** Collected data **

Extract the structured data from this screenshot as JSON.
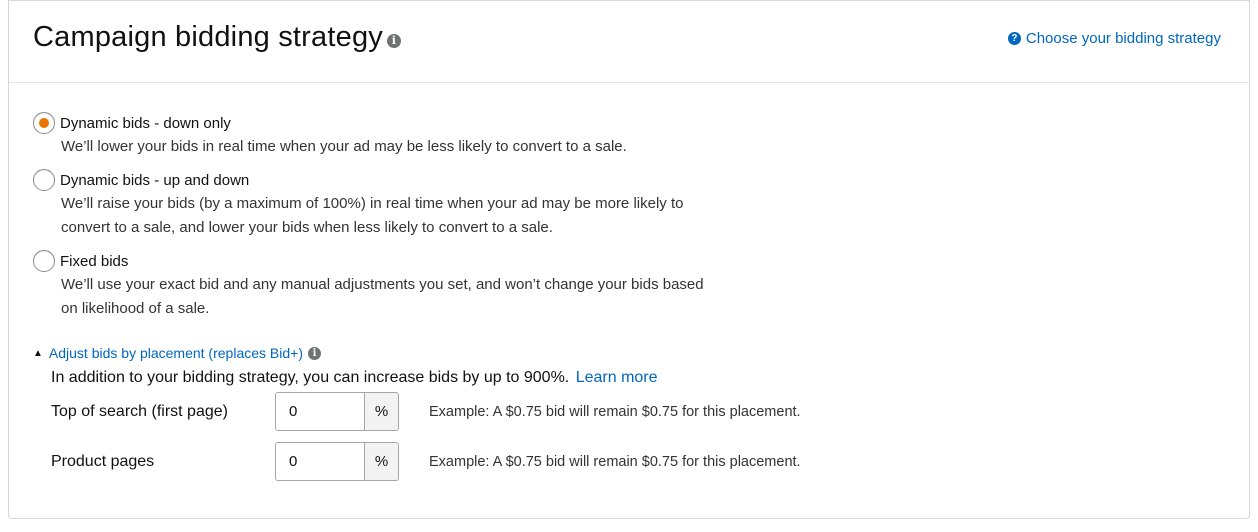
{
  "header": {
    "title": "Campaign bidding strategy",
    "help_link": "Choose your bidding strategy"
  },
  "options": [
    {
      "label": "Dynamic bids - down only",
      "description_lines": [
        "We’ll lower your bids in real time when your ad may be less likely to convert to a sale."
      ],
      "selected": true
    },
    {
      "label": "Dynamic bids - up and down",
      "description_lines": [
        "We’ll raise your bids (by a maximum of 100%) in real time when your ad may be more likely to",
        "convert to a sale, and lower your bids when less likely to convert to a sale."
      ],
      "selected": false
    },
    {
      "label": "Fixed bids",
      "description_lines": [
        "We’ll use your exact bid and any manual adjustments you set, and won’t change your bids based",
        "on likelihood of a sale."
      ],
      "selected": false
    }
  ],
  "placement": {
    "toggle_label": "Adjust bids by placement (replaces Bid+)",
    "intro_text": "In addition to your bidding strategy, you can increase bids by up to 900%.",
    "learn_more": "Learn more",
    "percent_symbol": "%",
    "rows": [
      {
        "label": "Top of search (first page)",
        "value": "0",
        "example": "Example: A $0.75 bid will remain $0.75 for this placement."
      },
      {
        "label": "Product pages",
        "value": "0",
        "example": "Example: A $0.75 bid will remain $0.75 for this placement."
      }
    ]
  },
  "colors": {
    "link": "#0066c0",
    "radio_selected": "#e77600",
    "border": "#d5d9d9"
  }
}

** YOUR OBJECTIVE **
Reproduce all the records verbatim, excluding images.

** EXERCISE ANSWER **
Extract the structured data from this screenshot as JSON.
{
  "header": {
    "title": "Campaign bidding strategy",
    "help_link": "Choose your bidding strategy"
  },
  "options": [
    {
      "label": "Dynamic bids - down only",
      "description_lines": [
        "We’ll lower your bids in real time when your ad may be less likely to convert to a sale."
      ],
      "selected": true
    },
    {
      "label": "Dynamic bids - up and down",
      "description_lines": [
        "We’ll raise your bids (by a maximum of 100%) in real time when your ad may be more likely to",
        "convert to a sale, and lower your bids when less likely to convert to a sale."
      ],
      "selected": false
    },
    {
      "label": "Fixed bids",
      "description_lines": [
        "We’ll use your exact bid and any manual adjustments you set, and won’t change your bids based",
        "on likelihood of a sale."
      ],
      "selected": false
    }
  ],
  "placement": {
    "toggle_label": "Adjust bids by placement (replaces Bid+)",
    "intro_text": "In addition to your bidding strategy, you can increase bids by up to 900%.",
    "learn_more": "Learn more",
    "percent_symbol": "%",
    "rows": [
      {
        "label": "Top of search (first page)",
        "value": "0",
        "example": "Example: A $0.75 bid will remain $0.75 for this placement."
      },
      {
        "label": "Product pages",
        "value": "0",
        "example": "Example: A $0.75 bid will remain $0.75 for this placement."
      }
    ]
  },
  "colors": {
    "link": "#0066c0",
    "radio_selected": "#e77600",
    "border": "#d5d9d9"
  }
}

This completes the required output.